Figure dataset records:
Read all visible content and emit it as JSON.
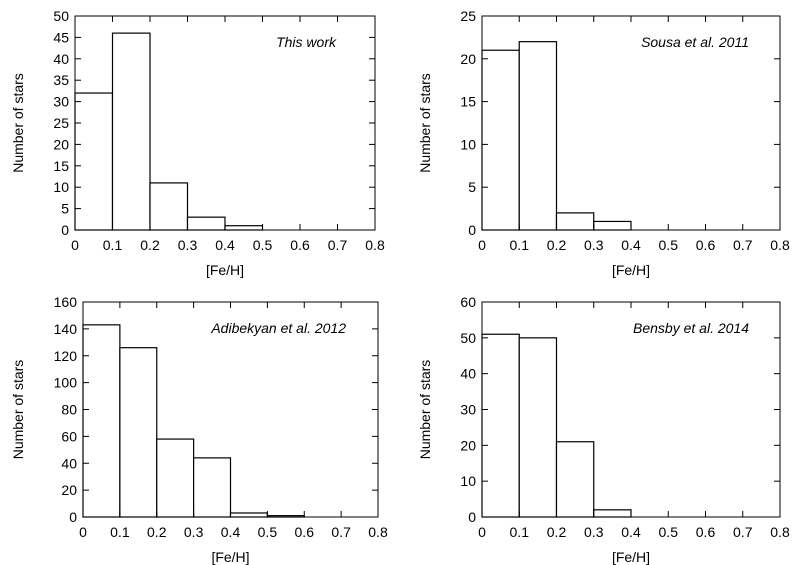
{
  "chart_data": [
    {
      "type": "bar",
      "annotation": "This work",
      "xlabel": "[Fe/H]",
      "ylabel": "Number of stars",
      "bin_edges": [
        0,
        0.1,
        0.2,
        0.3,
        0.4,
        0.5
      ],
      "values": [
        32,
        46,
        11,
        3,
        1
      ],
      "xlim": [
        0,
        0.8
      ],
      "ylim": [
        0,
        50
      ],
      "xticks": [
        "0",
        "0.1",
        "0.2",
        "0.3",
        "0.4",
        "0.5",
        "0.6",
        "0.7",
        "0.8"
      ],
      "yticks": [
        "0",
        "5",
        "10",
        "15",
        "20",
        "25",
        "30",
        "35",
        "40",
        "45",
        "50"
      ],
      "grid": false
    },
    {
      "type": "bar",
      "annotation": "Sousa et al. 2011",
      "xlabel": "[Fe/H]",
      "ylabel": "Number of stars",
      "bin_edges": [
        0,
        0.1,
        0.2,
        0.3,
        0.4
      ],
      "values": [
        21,
        22,
        2,
        1
      ],
      "xlim": [
        0,
        0.8
      ],
      "ylim": [
        0,
        25
      ],
      "xticks": [
        "0",
        "0.1",
        "0.2",
        "0.3",
        "0.4",
        "0.5",
        "0.6",
        "0.7",
        "0.8"
      ],
      "yticks": [
        "0",
        "5",
        "10",
        "15",
        "20",
        "25"
      ],
      "grid": false
    },
    {
      "type": "bar",
      "annotation": "Adibekyan et al. 2012",
      "xlabel": "[Fe/H]",
      "ylabel": "Number of stars",
      "bin_edges": [
        0,
        0.1,
        0.2,
        0.3,
        0.4,
        0.5,
        0.6
      ],
      "values": [
        143,
        126,
        58,
        44,
        3,
        1
      ],
      "xlim": [
        0,
        0.8
      ],
      "ylim": [
        0,
        160
      ],
      "xticks": [
        "0",
        "0.1",
        "0.2",
        "0.3",
        "0.4",
        "0.5",
        "0.6",
        "0.7",
        "0.8"
      ],
      "yticks": [
        "0",
        "20",
        "40",
        "60",
        "80",
        "100",
        "120",
        "140",
        "160"
      ],
      "grid": false
    },
    {
      "type": "bar",
      "annotation": "Bensby et al. 2014",
      "xlabel": "[Fe/H]",
      "ylabel": "Number of stars",
      "bin_edges": [
        0,
        0.1,
        0.2,
        0.3,
        0.4
      ],
      "values": [
        51,
        50,
        21,
        2
      ],
      "xlim": [
        0,
        0.8
      ],
      "ylim": [
        0,
        60
      ],
      "xticks": [
        "0",
        "0.1",
        "0.2",
        "0.3",
        "0.4",
        "0.5",
        "0.6",
        "0.7",
        "0.8"
      ],
      "yticks": [
        "0",
        "10",
        "20",
        "30",
        "40",
        "50",
        "60"
      ],
      "grid": false
    }
  ]
}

** Your task **
Leave out the pictures and restate everything else word for word.

** Written solution **
Read all visible content and emit it as JSON.
{
  "chart_data": [
    {
      "type": "bar",
      "annotation": "This work",
      "xlabel": "[Fe/H]",
      "ylabel": "Number of stars",
      "bin_edges": [
        0,
        0.1,
        0.2,
        0.3,
        0.4,
        0.5
      ],
      "values": [
        32,
        46,
        11,
        3,
        1
      ],
      "xlim": [
        0,
        0.8
      ],
      "ylim": [
        0,
        50
      ],
      "xticks": [
        "0",
        "0.1",
        "0.2",
        "0.3",
        "0.4",
        "0.5",
        "0.6",
        "0.7",
        "0.8"
      ],
      "yticks": [
        "0",
        "5",
        "10",
        "15",
        "20",
        "25",
        "30",
        "35",
        "40",
        "45",
        "50"
      ],
      "grid": false
    },
    {
      "type": "bar",
      "annotation": "Sousa et al. 2011",
      "xlabel": "[Fe/H]",
      "ylabel": "Number of stars",
      "bin_edges": [
        0,
        0.1,
        0.2,
        0.3,
        0.4
      ],
      "values": [
        21,
        22,
        2,
        1
      ],
      "xlim": [
        0,
        0.8
      ],
      "ylim": [
        0,
        25
      ],
      "xticks": [
        "0",
        "0.1",
        "0.2",
        "0.3",
        "0.4",
        "0.5",
        "0.6",
        "0.7",
        "0.8"
      ],
      "yticks": [
        "0",
        "5",
        "10",
        "15",
        "20",
        "25"
      ],
      "grid": false
    },
    {
      "type": "bar",
      "annotation": "Adibekyan et al. 2012",
      "xlabel": "[Fe/H]",
      "ylabel": "Number of stars",
      "bin_edges": [
        0,
        0.1,
        0.2,
        0.3,
        0.4,
        0.5,
        0.6
      ],
      "values": [
        143,
        126,
        58,
        44,
        3,
        1
      ],
      "xlim": [
        0,
        0.8
      ],
      "ylim": [
        0,
        160
      ],
      "xticks": [
        "0",
        "0.1",
        "0.2",
        "0.3",
        "0.4",
        "0.5",
        "0.6",
        "0.7",
        "0.8"
      ],
      "yticks": [
        "0",
        "20",
        "40",
        "60",
        "80",
        "100",
        "120",
        "140",
        "160"
      ],
      "grid": false
    },
    {
      "type": "bar",
      "annotation": "Bensby et al. 2014",
      "xlabel": "[Fe/H]",
      "ylabel": "Number of stars",
      "bin_edges": [
        0,
        0.1,
        0.2,
        0.3,
        0.4
      ],
      "values": [
        51,
        50,
        21,
        2
      ],
      "xlim": [
        0,
        0.8
      ],
      "ylim": [
        0,
        60
      ],
      "xticks": [
        "0",
        "0.1",
        "0.2",
        "0.3",
        "0.4",
        "0.5",
        "0.6",
        "0.7",
        "0.8"
      ],
      "yticks": [
        "0",
        "10",
        "20",
        "30",
        "40",
        "50",
        "60"
      ],
      "grid": false
    }
  ]
}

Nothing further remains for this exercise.